From the line containing "Output the text content of this document." to the last line of the data below, copy everything exactly and nothing else; pictures stay out.

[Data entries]
━━━━━━━━━━

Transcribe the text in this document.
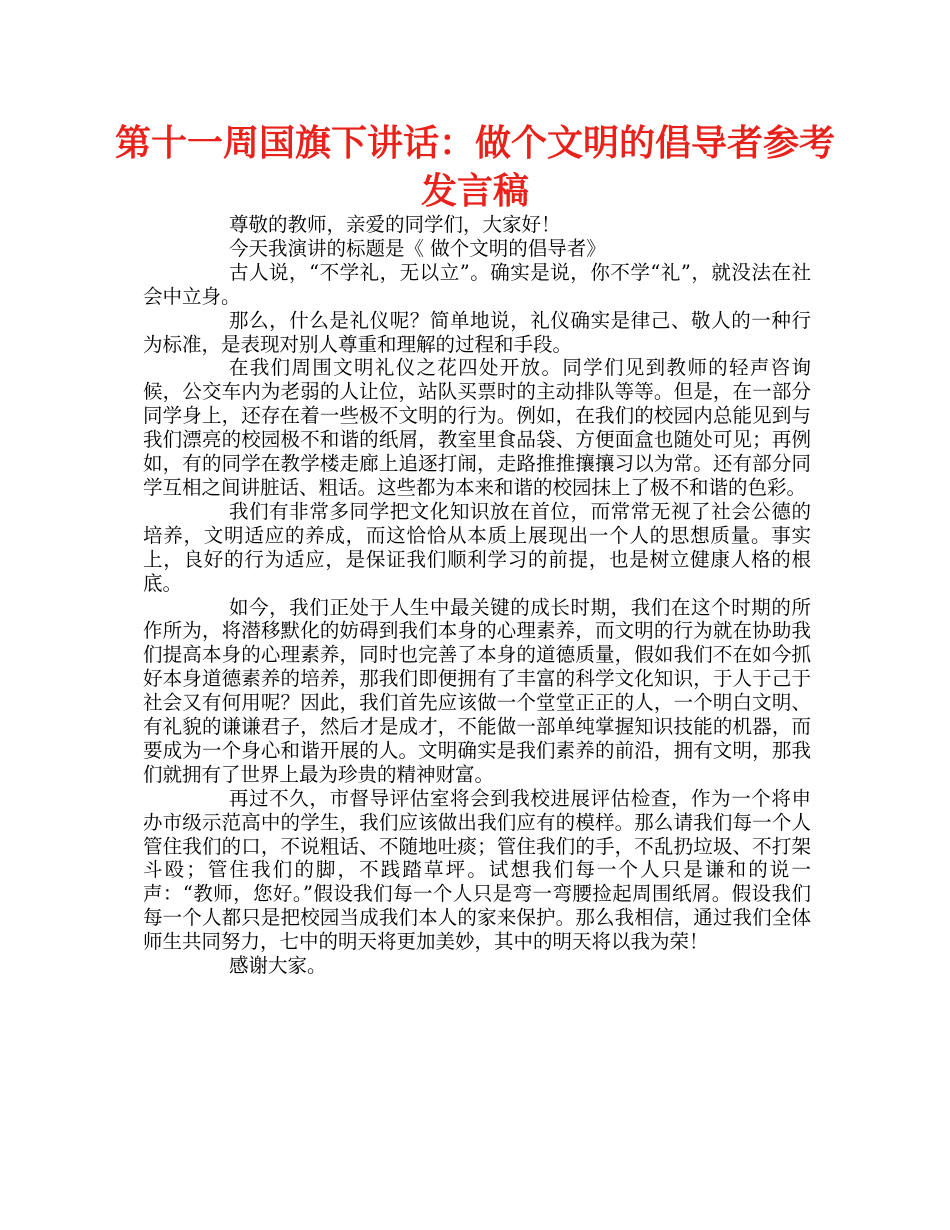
第十一周国旗下讲话：做个文明的倡导者参考发言稿

尊敬的教师，亲爱的同学们，大家好！

今天我演讲的标题是《 做个文明的倡导者》

古人说，“不学礼，无以立”。确实是说，你不学“礼”，就没法在社会中立身。

那么，什么是礼仪呢？简单地说，礼仪确实是律己、敬人的一种行为标准，是表现对别人尊重和理解的过程和手段。

在我们周围文明礼仪之花四处开放。同学们见到教师的轻声咨询候，公交车内为老弱的人让位，站队买票时的主动排队等等。但是，在一部分同学身上，还存在着一些极不文明的行为。例如，在我们的校园内总能见到与我们漂亮的校园极不和谐的纸屑，教室里食品袋、方便面盒也随处可见；再例如，有的同学在教学楼走廊上追逐打闹，走路推推攘攘习以为常。还有部分同学互相之间讲脏话、粗话。这些都为本来和谐的校园抹上了极不和谐的色彩。

我们有非常多同学把文化知识放在首位，而常常无视了社会公德的培养，文明适应的养成，而这恰恰从本质上展现出一个人的思想质量。事实上，良好的行为适应，是保证我们顺利学习的前提，也是树立健康人格的根底。

如今，我们正处于人生中最关键的成长时期，我们在这个时期的所作所为，将潜移默化的妨碍到我们本身的心理素养，而文明的行为就在协助我们提高本身的心理素养，同时也完善了本身的道德质量，假如我们不在如今抓好本身道德素养的培养，那我们即便拥有了丰富的科学文化知识，于人于己于社会又有何用呢？因此，我们首先应该做一个堂堂正正的人，一个明白文明、有礼貌的谦谦君子，然后才是成才，不能做一部单纯掌握知识技能的机器，而要成为一个身心和谐开展的人。文明确实是我们素养的前沿，拥有文明，那我们就拥有了世界上最为珍贵的精神财富。

再过不久，市督导评估室将会到我校进展评估检查，作为一个将申办市级示范高中的学生，我们应该做出我们应有的模样。那么请我们每一个人管住我们的口，不说粗话、不随地吐痰；管住我们的手，不乱扔垃圾、不打架斗殴；管住我们的脚，不践踏草坪。试想我们每一个人只是谦和的说一声：“教师，您好。”假设我们每一个人只是弯一弯腰捡起周围纸屑。假设我们每一个人都只是把校园当成我们本人的家来保护。那么我相信，通过我们全体师生共同努力，七中的明天将更加美妙，其中的明天将以我为荣！

感谢大家。
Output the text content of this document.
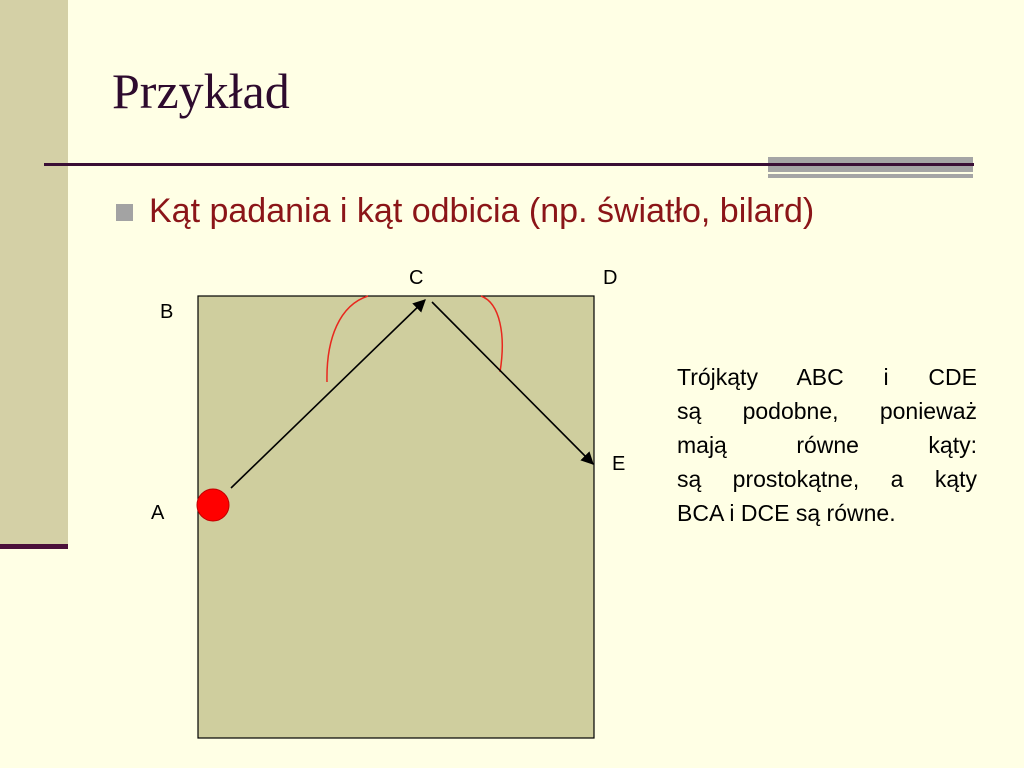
Przykład
Kąt padania i kąt odbicia (np. światło, bilard)
B
C	D
E
A
Trójkąty ABC i CDE
są podobne, ponieważ
mają równe kąty:
są prostokątne, a kąty
BCA i DCE są równe.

━━━━━━━━━━

### SOLUTION FOR THIS PROBLEM
Output the text content of this document.
Przykład
Kąt padania i kąt odbicia (np. światło, bilard)
B
C	D
E
A
Trójkąty ABC i CDE
są podobne, ponieważ
mają równe kąty:
są prostokątne, a kąty
BCA i DCE są równe.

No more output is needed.